* [Selected excerpt]:
------------------------

State-by-state dementia data now shows a striking concentration of Alzheimer’s cases across the East and Southeast, where age, chronic disease, and demographics intersect.
The number of Americans living with dementia, including Alzheimer’s disease, continues to rise as the population ages, and recent research highlights important geographical differences across the country.
A landmark prevalence study found that states like Maryland, New York, Mississippi, and Florida have some of the highest proportions of adults aged 65 and older living with Alzheimer’s dementia, with rates around or above 12.5 percent. These figures illustrate not just the scale of the challenge but how the impact varies from place to place.
Understanding where dementia rates are highest helps put the issue into perspective for readers and policymakers alike. These patterns reflect underlying demographic factors such as older average age and regional health disparities, and they underline the urgency of targeted prevention efforts and resources. As the U.S. population continues to age and rates climb, identifying state-level hotspots can guide support for research, care programs, and communities that are most affected.

------------------------

* [Your tasks]:
1. Answer these questions using the passage on dementia rates:
(a) Which two regions show a striking concentration of Alzheimer's cases?
(b) What age group's proportions living with Alzheimer's dementia did the prevalence study report?
(c) Around what percentage or higher were the rates in the states with the highest proportions?
2. Repeat the passage on dementia rates word for word, between "State-by-state dementia data" and "and demographics intersect.", inclusive.

------------------------

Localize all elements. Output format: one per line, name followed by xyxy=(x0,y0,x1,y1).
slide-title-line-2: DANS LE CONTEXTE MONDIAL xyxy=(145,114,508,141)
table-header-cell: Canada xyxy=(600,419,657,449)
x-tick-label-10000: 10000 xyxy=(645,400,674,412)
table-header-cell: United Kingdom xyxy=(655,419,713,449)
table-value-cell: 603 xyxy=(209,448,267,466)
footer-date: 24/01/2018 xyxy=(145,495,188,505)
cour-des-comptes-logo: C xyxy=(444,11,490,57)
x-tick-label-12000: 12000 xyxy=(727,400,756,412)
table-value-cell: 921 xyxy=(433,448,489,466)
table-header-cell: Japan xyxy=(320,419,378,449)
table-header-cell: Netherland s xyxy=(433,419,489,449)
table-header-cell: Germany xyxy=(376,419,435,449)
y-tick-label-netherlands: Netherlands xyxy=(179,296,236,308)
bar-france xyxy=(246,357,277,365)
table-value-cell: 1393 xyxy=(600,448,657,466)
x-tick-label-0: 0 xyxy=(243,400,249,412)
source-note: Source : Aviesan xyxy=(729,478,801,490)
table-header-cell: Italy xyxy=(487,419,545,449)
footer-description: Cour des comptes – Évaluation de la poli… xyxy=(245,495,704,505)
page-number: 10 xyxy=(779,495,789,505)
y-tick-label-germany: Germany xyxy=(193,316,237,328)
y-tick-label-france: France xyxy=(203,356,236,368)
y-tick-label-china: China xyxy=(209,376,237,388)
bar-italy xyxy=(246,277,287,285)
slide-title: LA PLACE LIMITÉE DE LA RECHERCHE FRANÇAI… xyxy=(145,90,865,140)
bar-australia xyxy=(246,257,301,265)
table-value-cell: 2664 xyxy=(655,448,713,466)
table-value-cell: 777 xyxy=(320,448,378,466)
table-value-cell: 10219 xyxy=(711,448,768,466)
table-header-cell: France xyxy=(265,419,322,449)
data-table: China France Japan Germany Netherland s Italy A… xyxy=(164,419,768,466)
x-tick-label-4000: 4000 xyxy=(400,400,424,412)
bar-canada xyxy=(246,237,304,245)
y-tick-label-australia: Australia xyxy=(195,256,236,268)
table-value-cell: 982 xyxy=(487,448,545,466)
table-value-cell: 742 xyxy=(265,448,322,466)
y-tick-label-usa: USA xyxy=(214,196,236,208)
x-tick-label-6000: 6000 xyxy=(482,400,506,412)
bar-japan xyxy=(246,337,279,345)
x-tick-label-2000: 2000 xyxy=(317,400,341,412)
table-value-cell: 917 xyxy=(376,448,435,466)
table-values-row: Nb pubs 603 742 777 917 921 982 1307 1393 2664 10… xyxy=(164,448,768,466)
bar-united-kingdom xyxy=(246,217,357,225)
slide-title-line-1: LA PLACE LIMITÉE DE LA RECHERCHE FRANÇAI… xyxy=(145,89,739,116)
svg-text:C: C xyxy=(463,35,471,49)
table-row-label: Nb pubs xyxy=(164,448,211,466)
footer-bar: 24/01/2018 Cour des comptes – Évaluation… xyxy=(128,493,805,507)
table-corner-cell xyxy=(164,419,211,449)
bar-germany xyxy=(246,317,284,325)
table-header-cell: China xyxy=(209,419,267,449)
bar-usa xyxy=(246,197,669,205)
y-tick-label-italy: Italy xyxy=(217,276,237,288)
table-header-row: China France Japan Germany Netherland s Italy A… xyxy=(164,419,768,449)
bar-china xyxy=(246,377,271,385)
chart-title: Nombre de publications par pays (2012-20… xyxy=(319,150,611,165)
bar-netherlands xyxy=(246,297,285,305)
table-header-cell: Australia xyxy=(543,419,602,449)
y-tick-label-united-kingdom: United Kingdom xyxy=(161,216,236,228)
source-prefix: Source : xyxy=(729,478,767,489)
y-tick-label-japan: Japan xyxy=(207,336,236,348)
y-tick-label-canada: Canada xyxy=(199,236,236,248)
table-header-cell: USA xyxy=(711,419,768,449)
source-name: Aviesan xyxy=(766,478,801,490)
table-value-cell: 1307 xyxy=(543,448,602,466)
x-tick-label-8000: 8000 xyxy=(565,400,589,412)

------------------------

* [Answers in order]:
1.
(a) The East and Southeast
(b) Adults aged 65 and older
(c) 12.5 percent

2.
State-by-state dementia data now shows a striking concentration of Alzheimer’s cases across the East and Southeast, where age, chronic disease, and demographics intersect.